What to work on
Copy the lines holding the word "砌加气混凝土块", all of them.

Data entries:
=======

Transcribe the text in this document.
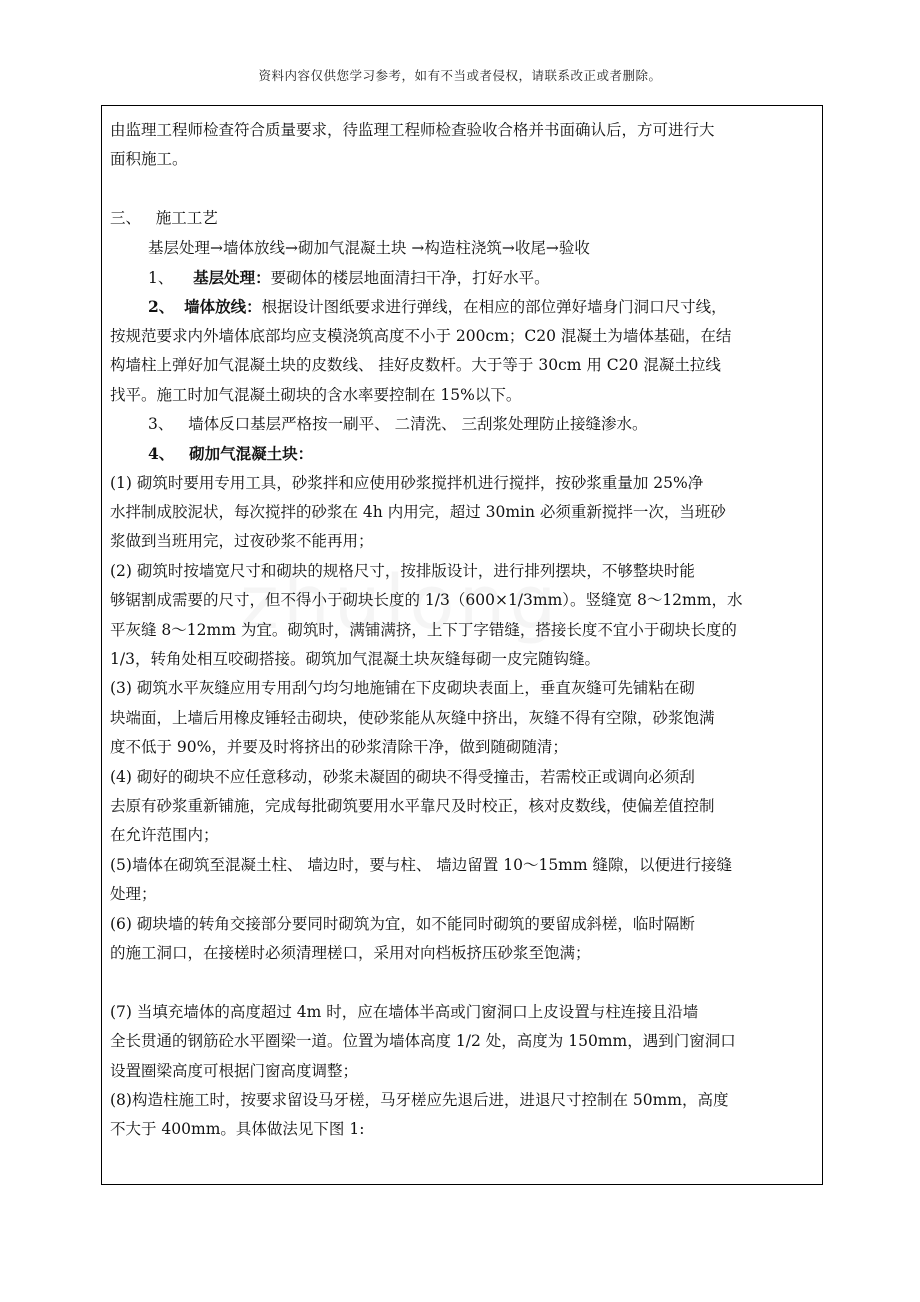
资料内容仅供您学习参考，如有不当或者侵权，请联系改正或者删除。
由监理工程师检查符合质量要求，待监理工程师检查验收合格并书面确认后，方可进行大
面积施工。
三、 施工工艺
基层处理→墙体放线→砌加气混凝土块 →构造柱浇筑→收尾→验收
1、 基层处理：要砌体的楼层地面清扫干净，打好水平。
2、 墙体放线：根据设计图纸要求进行弹线，在相应的部位弹好墙身门洞口尺寸线，
按规范要求内外墙体底部均应支模浇筑高度不小于 200cm；C20 混凝土为墙体基础，在结
构墙柱上弹好加气混凝土块的皮数线、 挂好皮数杆。大于等于 30cm 用 C20 混凝土拉线
找平。施工时加气混凝土砌块的含水率要控制在 15%以下。
3、 墙体反口基层严格按一刷平、 二清洗、 三刮浆处理防止接缝渗水。
4、 砌加气混凝土块：
(1) 砌筑时要用专用工具，砂浆拌和应使用砂浆搅拌机进行搅拌，按砂浆重量加 25%净
水拌制成胶泥状，每次搅拌的砂浆在 4h 内用完，超过 30min 必须重新搅拌一次，当班砂
浆做到当班用完，过夜砂浆不能再用；
(2) 砌筑时按墙宽尺寸和砌块的规格尺寸，按排版设计，进行排列摆块，不够整块时能
够锯割成需要的尺寸，但不得小于砌块长度的 1/3（600×1/3mm）。竖缝宽 8～12mm，水
平灰缝 8～12mm 为宜。砌筑时，满铺满挤，上下丁字错缝，搭接长度不宜小于砌块长度的
1/3，转角处相互咬砌搭接。砌筑加气混凝土块灰缝每砌一皮完随钩缝。
(3) 砌筑水平灰缝应用专用刮勺均匀地施铺在下皮砌块表面上，垂直灰缝可先铺粘在砌
块端面，上墙后用橡皮锤轻击砌块，使砂浆能从灰缝中挤出，灰缝不得有空隙，砂浆饱满
度不低于 90%，并要及时将挤出的砂浆清除干净，做到随砌随清；
(4) 砌好的砌块不应任意移动，砂浆未凝固的砌块不得受撞击，若需校正或调向必须刮
去原有砂浆重新铺施，完成每批砌筑要用水平靠尺及时校正，核对皮数线，使偏差值控制
在允许范围内；
(5)墙体在砌筑至混凝土柱、 墙边时，要与柱、 墙边留置 10～15mm 缝隙，以便进行接缝
处理；
(6) 砌块墙的转角交接部分要同时砌筑为宜，如不能同时砌筑的要留成斜槎，临时隔断
的施工洞口，在接槎时必须清理槎口，采用对向档板挤压砂浆至饱满；
(7) 当填充墙体的高度超过 4m 时，应在墙体半高或门窗洞口上皮设置与柱连接且沿墙
全长贯通的钢筋砼水平圈梁一道。位置为墙体高度 1/2 处，高度为 150mm，遇到门窗洞口
设置圈梁高度可根据门窗高度调整；
(8)构造柱施工时，按要求留设马牙槎，马牙槎应先退后进，进退尺寸控制在 50mm，高度
不大于 400mm。具体做法见下图 1:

=======

The response
基层处理→墙体放线→砌加气混凝土块 →构造柱浇筑→收尾→验收
4、 砌加气混凝土块：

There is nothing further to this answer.